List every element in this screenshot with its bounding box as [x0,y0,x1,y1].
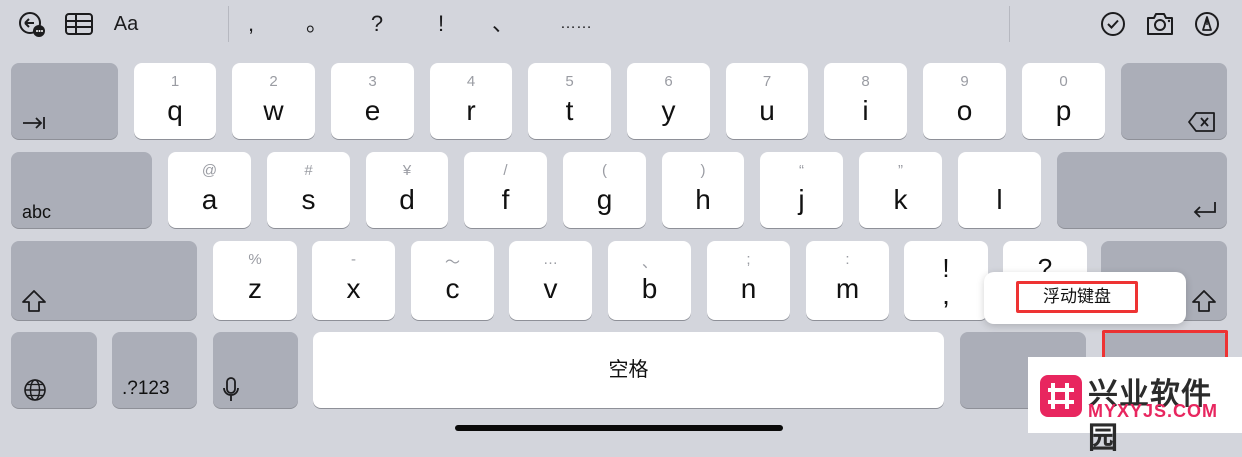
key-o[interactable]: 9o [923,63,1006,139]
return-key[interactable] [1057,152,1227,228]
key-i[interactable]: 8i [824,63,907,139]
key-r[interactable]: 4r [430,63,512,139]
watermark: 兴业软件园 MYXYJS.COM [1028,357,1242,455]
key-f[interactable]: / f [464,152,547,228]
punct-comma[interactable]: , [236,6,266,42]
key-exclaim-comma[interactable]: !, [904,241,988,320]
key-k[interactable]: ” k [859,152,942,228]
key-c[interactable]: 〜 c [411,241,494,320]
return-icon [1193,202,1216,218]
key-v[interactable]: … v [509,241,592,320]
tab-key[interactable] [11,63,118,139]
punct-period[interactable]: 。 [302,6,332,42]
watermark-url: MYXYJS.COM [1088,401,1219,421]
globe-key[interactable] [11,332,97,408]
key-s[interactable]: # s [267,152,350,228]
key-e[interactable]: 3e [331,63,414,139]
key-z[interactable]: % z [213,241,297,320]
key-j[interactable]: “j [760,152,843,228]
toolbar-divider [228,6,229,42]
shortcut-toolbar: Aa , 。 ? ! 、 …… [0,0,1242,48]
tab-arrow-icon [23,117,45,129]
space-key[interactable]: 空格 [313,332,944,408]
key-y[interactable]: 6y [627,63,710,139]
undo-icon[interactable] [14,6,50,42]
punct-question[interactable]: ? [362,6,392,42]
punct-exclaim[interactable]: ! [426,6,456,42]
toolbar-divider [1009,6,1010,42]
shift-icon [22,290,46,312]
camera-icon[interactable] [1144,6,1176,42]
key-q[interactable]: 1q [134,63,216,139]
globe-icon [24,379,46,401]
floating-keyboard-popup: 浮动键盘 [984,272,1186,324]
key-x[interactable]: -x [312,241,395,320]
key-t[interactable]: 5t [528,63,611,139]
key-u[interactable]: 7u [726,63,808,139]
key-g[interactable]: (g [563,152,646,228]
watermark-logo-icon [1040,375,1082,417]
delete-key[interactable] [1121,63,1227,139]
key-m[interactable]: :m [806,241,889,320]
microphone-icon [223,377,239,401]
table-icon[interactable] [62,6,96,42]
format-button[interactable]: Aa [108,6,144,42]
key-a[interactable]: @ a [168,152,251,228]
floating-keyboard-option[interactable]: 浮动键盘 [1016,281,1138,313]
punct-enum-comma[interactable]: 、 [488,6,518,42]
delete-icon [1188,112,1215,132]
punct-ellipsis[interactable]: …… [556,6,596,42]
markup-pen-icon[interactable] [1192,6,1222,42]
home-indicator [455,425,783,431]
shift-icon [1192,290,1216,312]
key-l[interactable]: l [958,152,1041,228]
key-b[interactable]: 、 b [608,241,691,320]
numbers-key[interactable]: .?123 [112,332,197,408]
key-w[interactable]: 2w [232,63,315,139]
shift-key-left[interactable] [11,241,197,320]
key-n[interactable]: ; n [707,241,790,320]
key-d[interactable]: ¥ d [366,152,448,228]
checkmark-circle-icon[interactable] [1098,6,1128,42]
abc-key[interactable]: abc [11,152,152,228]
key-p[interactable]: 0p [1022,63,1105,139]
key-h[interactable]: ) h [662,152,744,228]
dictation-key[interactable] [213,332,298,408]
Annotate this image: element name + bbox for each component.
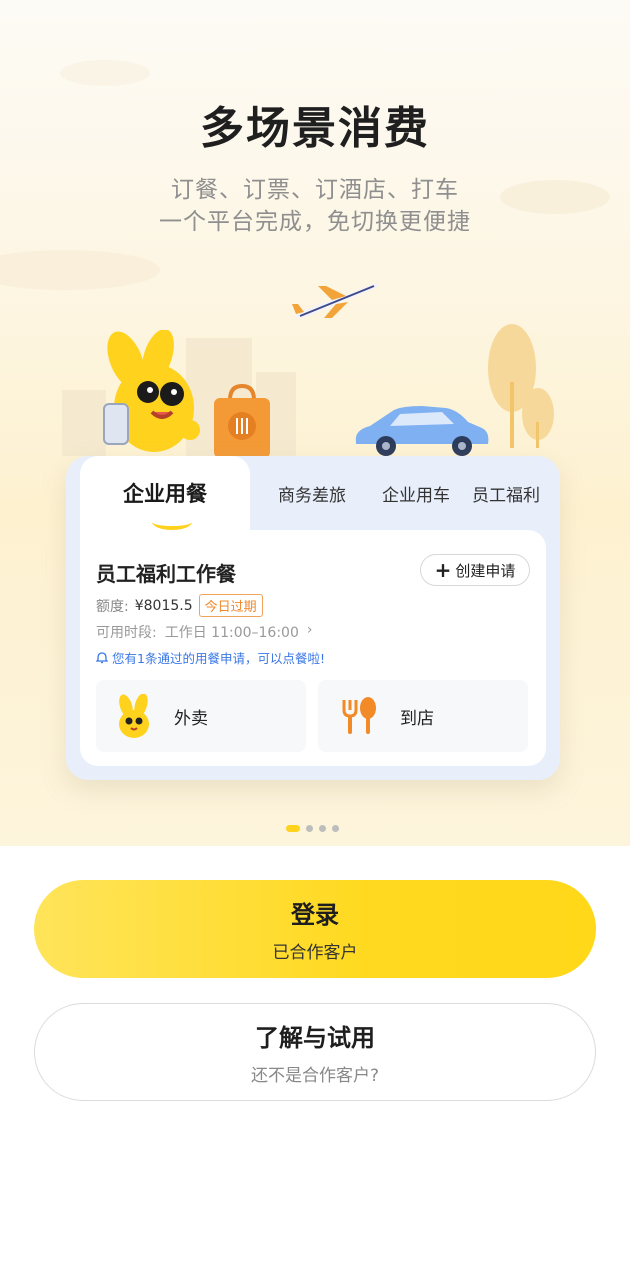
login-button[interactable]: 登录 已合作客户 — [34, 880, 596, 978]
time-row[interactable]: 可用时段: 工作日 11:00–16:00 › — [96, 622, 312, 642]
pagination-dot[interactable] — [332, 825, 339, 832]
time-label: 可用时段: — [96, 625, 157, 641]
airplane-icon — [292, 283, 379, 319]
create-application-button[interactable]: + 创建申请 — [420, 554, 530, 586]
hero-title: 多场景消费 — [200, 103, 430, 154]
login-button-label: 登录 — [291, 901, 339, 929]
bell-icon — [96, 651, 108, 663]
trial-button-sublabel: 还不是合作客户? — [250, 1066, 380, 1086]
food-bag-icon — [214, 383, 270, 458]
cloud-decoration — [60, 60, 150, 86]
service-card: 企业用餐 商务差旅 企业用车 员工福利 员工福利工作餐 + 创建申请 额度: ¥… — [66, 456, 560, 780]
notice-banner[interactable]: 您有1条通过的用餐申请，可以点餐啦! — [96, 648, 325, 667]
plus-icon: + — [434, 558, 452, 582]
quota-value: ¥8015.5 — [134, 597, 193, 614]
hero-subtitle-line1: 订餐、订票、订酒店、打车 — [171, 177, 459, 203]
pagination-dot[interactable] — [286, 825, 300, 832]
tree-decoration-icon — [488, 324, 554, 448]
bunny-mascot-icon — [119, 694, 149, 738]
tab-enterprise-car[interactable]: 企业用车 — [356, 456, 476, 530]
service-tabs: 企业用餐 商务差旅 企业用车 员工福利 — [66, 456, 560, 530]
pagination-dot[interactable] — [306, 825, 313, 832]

......

[Goal of the exercise] Put each line of the entries above into a JSON list of strings, one string per line, with blank lines skipped and the pictures left out.

[Exercise response]
[
  "List every element in this screenshot with its bounding box as [x0,y0,x1,y1].",
  "key-o[interactable]: 9o [923,63,1006,139]",
  "return-key[interactable] [1057,152,1227,228]",
  "key-i[interactable]: 8i [824,63,907,139]",
  "key-r[interactable]: 4r [430,63,512,139]",
  "watermark: 兴业软件园 MYXYJS.COM [1028,357,1242,455]",
  "key-f[interactable]: / f [464,152,547,228]",
  "punct-comma[interactable]: , [236,6,266,42]",
  "key-exclaim-comma[interactable]: !, [904,241,988,320]",
  "key-k[interactable]: ” k [859,152,942,228]",
  "key-c[interactable]: 〜 c [411,241,494,320]",
  "return-icon [1193,202,1216,218]",
  "key-v[interactable]: … v [509,241,592,320]",
  "tab-key[interactable] [11,63,118,139]",
  "punct-period[interactable]: 。 [302,6,332,42]",
  "watermark-url: MYXYJS.COM [1088,401,1219,421]",
  "globe-key[interactable] [11,332,97,408]",
  "key-s[interactable]: # s [267,152,350,228]",
  "key-e[interactable]: 3e [331,63,414,139]",
  "key-z[interactable]: % z [213,241,297,320]",
  "key-j[interactable]: “j [760,152,843,228]",
  "toolbar-divider [228,6,229,42]",
  "shortcut-toolbar: Aa , 。 ? ! 、 …… [0,0,1242,48]",
  "tab-arrow-icon [23,117,45,129]",
  "space-key[interactable]: 空格 [313,332,944,408]",
  "key-y[interactable]: 6y [627,63,710,139]",
  "undo-icon[interactable] [14,6,50,42]",
  "punct-question[interactable]: ? [362,6,392,42]",
  "punct-exclaim[interactable]: ! [426,6,456,42]",
  "toolbar-divider [1009,6,1010,42]",
  "shift-icon [22,290,46,312]",
  "camera-icon[interactable] [1144,6,1176,42]",
  "key-q[interactable]: 1q [134,63,216,139]",
  "globe-icon [24,379,46,401]",
  "floating-keyboard-popup: 浮动键盘 [984,272,1186,324]",
  "key-x[interactable]: -x [312,241,395,320]",
  "key-t[interactable]: 5t [528,63,611,139]",
  "key-u[interactable]: 7u [726,63,808,139]",
  "key-g[interactable]: (g [563,152,646,228]",
  "watermark-logo-icon [1040,375,1082,417]",
  "delete-key[interactable] [1121,63,1227,139]",
  "key-m[interactable]: :m [806,241,889,320]",
  "microphone-icon [223,377,239,401]",
  "table-icon[interactable] [62,6,96,42]",
  "format-button[interactable]: Aa [108,6,144,42]",
  "key-a[interactable]: @ a [168,152,251,228]",
  "floating-keyboard-option[interactable]: 浮动键盘 [1016,281,1138,313]",
  "punct-enum-comma[interactable]: 、 [488,6,518,42]",
  "delete-icon [1188,112,1215,132]",
  "punct-ellipsis[interactable]: …… [556,6,596,42]",
  "markup-pen-icon[interactable] [1192,6,1222,42]",
  "home-indicator [455,425,783,431]",
  "shift-icon [1192,290,1216,312]",
  "key-l[interactable]: l [958,152,1041,228]",
  "key-b[interactable]: 、 b [608,241,691,320]",
  "numbers-key[interactable]: .?123 [112,332,197,408]",
  "key-w[interactable]: 2w [232,63,315,139]",
  "shift-key-left[interactable] [11,241,197,320]",
  "key-n[interactable]: ; n [707,241,790,320]",
  "key-d[interactable]: ¥ d [366,152,448,228]",
  "checkmark-circle-icon[interactable] [1098,6,1128,42]",
  "abc-key[interactable]: abc [11,152,152,228]",
  "key-p[interactable]: 0p [1022,63,1105,139]",
  "key-h[interactable]: ) h [662,152,744,228]",
  "dictation-key[interactable] [213,332,298,408]",
  "Annotate this image: element name + bbox for each component.",
  "login-button[interactable]: 登录 已合作客户 — [34, 880, 596, 978]",
  "time-row[interactable]: 可用时段: 工作日 11:00–16:00 › — [96, 622, 312, 642]",
  "pagination-dot[interactable] — [332, 825, 339, 832]",
  "time-label: 可用时段: — [96, 625, 157, 641]",
  "airplane-icon — [292, 283, 379, 319]",
  "create-application-button[interactable]: + 创建申请 — [420, 554, 530, 586]",
  "hero-title: 多场景消费 — [200, 103, 430, 154]",
  "login-button-label: 登录 — [291, 901, 339, 929]",
  "bell-icon — [96, 651, 108, 663]",
  "trial-button-sublabel: 还不是合作客户? — [250, 1066, 380, 1086]",
  "food-bag-icon — [214, 383, 270, 458]",
  "cloud-decoration — [60, 60, 150, 86]",
  "service-card: 企业用餐 商务差旅 企业用车 员工福利 员工福利工作餐 + 创建申请 额度: ¥… — [66, 456, 560, 780]",
  "notice-banner[interactable]: 您有1条通过的用餐申请，可以点餐啦! — [96, 648, 325, 667]",
  "plus-icon: + — [434, 558, 452, 582]",
  "quota-value: ¥8015.5 — [134, 597, 193, 614]",
  "hero-subtitle-line1: 订餐、订票、订酒店、打车 — [171, 177, 459, 203]",
  "pagination-dot[interactable] — [286, 825, 300, 832]",
  "tree-decoration-icon — [488, 324, 554, 448]",
  "bunny-mascot-icon — [119, 694, 149, 738]",
  "tab-enterprise-car[interactable]: 企业用车 — [356, 456, 476, 530]",
  "service-tabs: 企业用餐 商务差旅 企业用车 员工福利 — [66, 456, 560, 530]",
  "pagination-dot[interactable] — [306, 825, 313, 832]"
]